Extracted records
◇ ◇ ◇ ◇ ◇
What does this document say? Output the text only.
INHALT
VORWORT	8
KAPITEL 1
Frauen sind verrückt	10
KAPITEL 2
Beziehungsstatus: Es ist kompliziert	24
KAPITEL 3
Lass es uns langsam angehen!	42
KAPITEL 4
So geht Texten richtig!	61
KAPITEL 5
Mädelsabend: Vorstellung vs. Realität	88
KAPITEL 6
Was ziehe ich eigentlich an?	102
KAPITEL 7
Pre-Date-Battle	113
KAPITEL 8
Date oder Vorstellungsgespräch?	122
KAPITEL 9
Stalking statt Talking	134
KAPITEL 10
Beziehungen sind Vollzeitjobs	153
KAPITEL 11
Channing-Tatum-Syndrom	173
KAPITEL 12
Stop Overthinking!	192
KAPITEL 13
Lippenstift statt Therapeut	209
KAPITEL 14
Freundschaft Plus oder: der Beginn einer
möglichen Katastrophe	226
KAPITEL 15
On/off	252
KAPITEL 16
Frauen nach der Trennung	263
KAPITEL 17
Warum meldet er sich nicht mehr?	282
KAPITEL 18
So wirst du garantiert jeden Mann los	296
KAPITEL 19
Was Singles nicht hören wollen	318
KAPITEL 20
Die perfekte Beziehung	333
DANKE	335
◇ ◇ ◇ ◇ ◇
In the material above, find the lines that contain "oder" and show them.

Date oder Vorstellungsgespräch?	122
Freundschaft Plus oder: der Beginn einer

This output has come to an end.